> _Aim_
Look for "home" in the listing below. Gather each line that contains it.
╭──
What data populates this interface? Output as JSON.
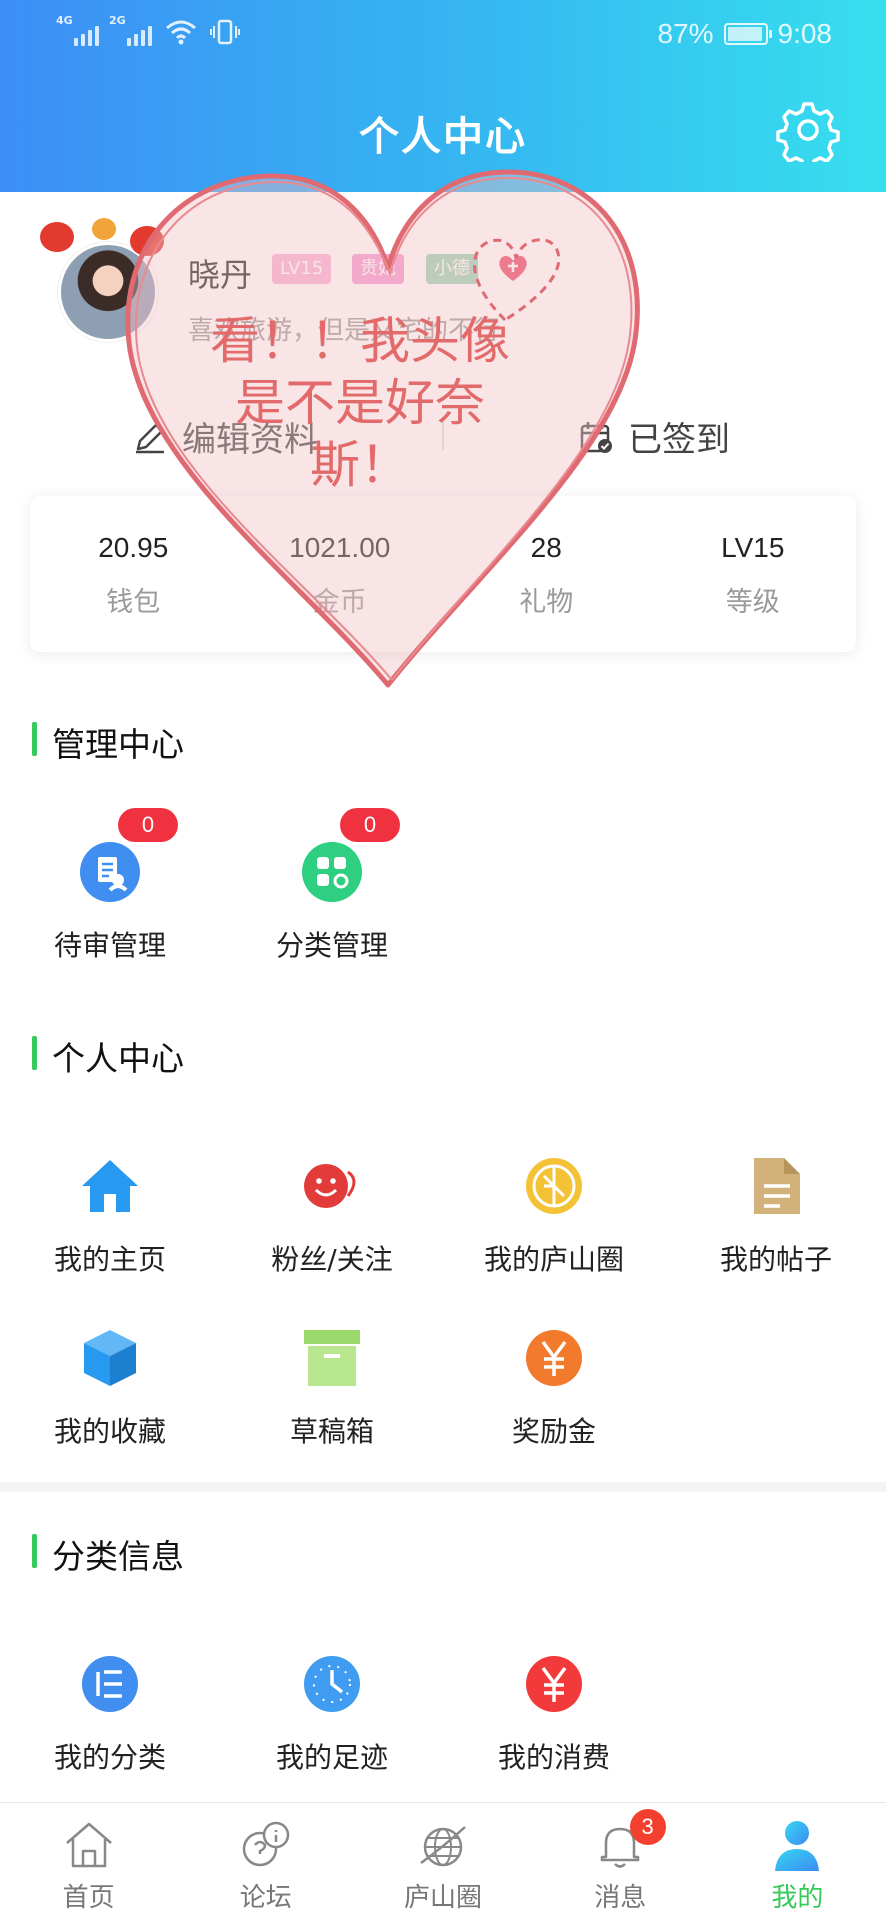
{
  "status_bar": {
    "signal_1": "4G",
    "signal_2": "2G",
    "battery": "87%",
    "time": "9:08"
  },
  "header": {
    "title": "个人中心",
    "settings_icon": "gear-icon"
  },
  "profile": {
    "nickname": "晓丹",
    "badges": [
      "LV15",
      "贵妃",
      "小德"
    ],
    "signature": "喜欢旅游，但是又宅的不行",
    "edit_label": "编辑资料",
    "signed_label": "已签到"
  },
  "stats": [
    {
      "value": "20.95",
      "label": "钱包"
    },
    {
      "value": "1021.00",
      "label": "金币"
    },
    {
      "value": "28",
      "label": "礼物"
    },
    {
      "value": "LV15",
      "label": "等级"
    }
  ],
  "admin": {
    "title": "管理中心",
    "items": [
      {
        "label": "待审管理",
        "count": "0",
        "icon": "review-icon"
      },
      {
        "label": "分类管理",
        "count": "0",
        "icon": "category-settings-icon"
      }
    ]
  },
  "personal": {
    "title": "个人中心",
    "items": [
      {
        "label": "我的主页",
        "icon": "home-icon"
      },
      {
        "label": "粉丝/关注",
        "icon": "fans-icon"
      },
      {
        "label": "我的庐山圈",
        "icon": "circle-icon"
      },
      {
        "label": "我的帖子",
        "icon": "document-icon"
      },
      {
        "label": "我的收藏",
        "icon": "box-icon"
      },
      {
        "label": "草稿箱",
        "icon": "archive-icon"
      },
      {
        "label": "奖励金",
        "icon": "yen-icon"
      }
    ]
  },
  "category": {
    "title": "分类信息",
    "items": [
      {
        "label": "我的分类",
        "icon": "list-icon"
      },
      {
        "label": "我的足迹",
        "icon": "clock-icon"
      },
      {
        "label": "我的消费",
        "icon": "yen-icon"
      }
    ]
  },
  "overlay": {
    "text": "看！！我头像是不是好奈斯！"
  },
  "bottom_nav": {
    "items": [
      {
        "label": "首页",
        "icon": "home-outline-icon"
      },
      {
        "label": "论坛",
        "icon": "forum-icon"
      },
      {
        "label": "庐山圈",
        "icon": "globe-icon"
      },
      {
        "label": "消息",
        "icon": "bell-icon",
        "badge": "3"
      },
      {
        "label": "我的",
        "icon": "user-icon"
      }
    ],
    "active": "我的"
  },
  "colors": {
    "header_start": "#3d8ef5",
    "header_end": "#37dfee",
    "accent_green": "#36c95b",
    "badge_red": "#f0313f",
    "overlay_heart": "#e36a6a"
  }
}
╰──
> _Completed exercise_
        "icon": "home-icon"
        "icon": "home-outline-icon"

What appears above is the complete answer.